* _Aim of the task_
Repeat each entry word for word. Leave any images out of the copy.

* _Task data_
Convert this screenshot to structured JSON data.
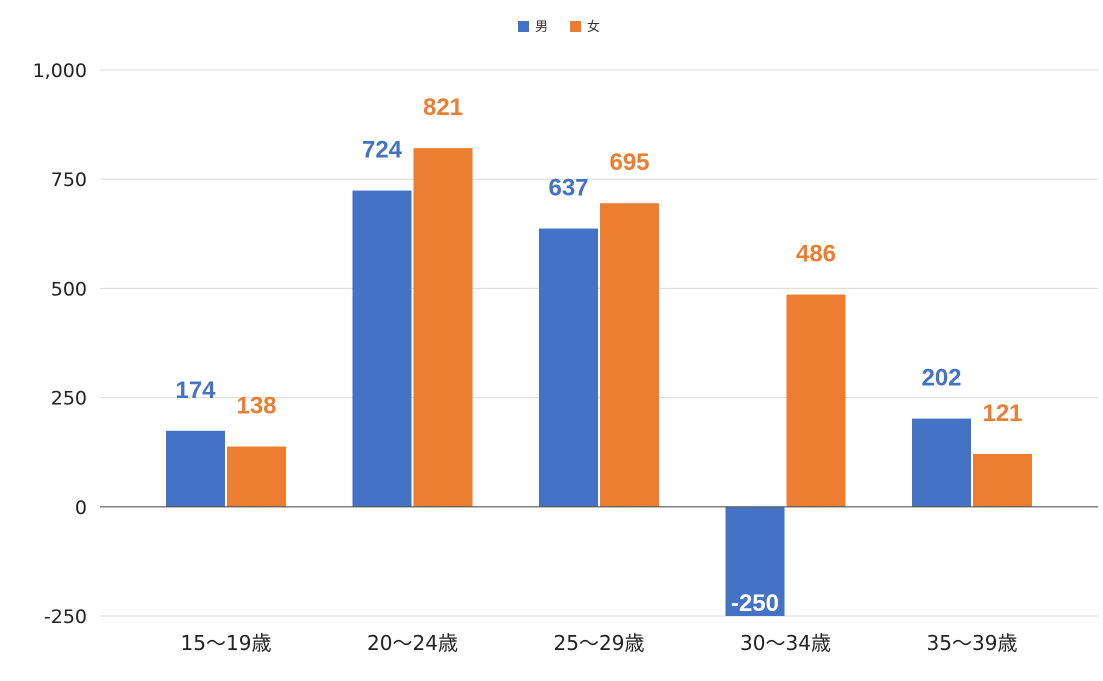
{
  "chart_data": {
    "type": "bar",
    "categories": [
      "15〜19歳",
      "20〜24歳",
      "25〜29歳",
      "30〜34歳",
      "35〜39歳"
    ],
    "series": [
      {
        "name": "男",
        "color": "#4472c4",
        "values": [
          174,
          724,
          637,
          -250,
          202
        ]
      },
      {
        "name": "女",
        "color": "#ed7d31",
        "values": [
          138,
          821,
          695,
          486,
          121
        ]
      }
    ],
    "yticks": [
      "1,000",
      "750",
      "500",
      "250",
      "0",
      "-250"
    ],
    "ytick_values": [
      1000,
      750,
      500,
      250,
      0,
      -250
    ],
    "ylim": [
      -250,
      1000
    ],
    "grid": true,
    "legend_position": "top-center",
    "data_labels": true
  }
}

* _Solution for this problem_
Convert this screenshot to structured JSON data.
{
  "chart_data": {
    "type": "bar",
    "categories": [
      "15〜19歳",
      "20〜24歳",
      "25〜29歳",
      "30〜34歳",
      "35〜39歳"
    ],
    "series": [
      {
        "name": "男",
        "color": "#4472c4",
        "values": [
          174,
          724,
          637,
          -250,
          202
        ]
      },
      {
        "name": "女",
        "color": "#ed7d31",
        "values": [
          138,
          821,
          695,
          486,
          121
        ]
      }
    ],
    "yticks": [
      "1,000",
      "750",
      "500",
      "250",
      "0",
      "-250"
    ],
    "ytick_values": [
      1000,
      750,
      500,
      250,
      0,
      -250
    ],
    "ylim": [
      -250,
      1000
    ],
    "grid": true,
    "legend_position": "top-center",
    "data_labels": true
  }
}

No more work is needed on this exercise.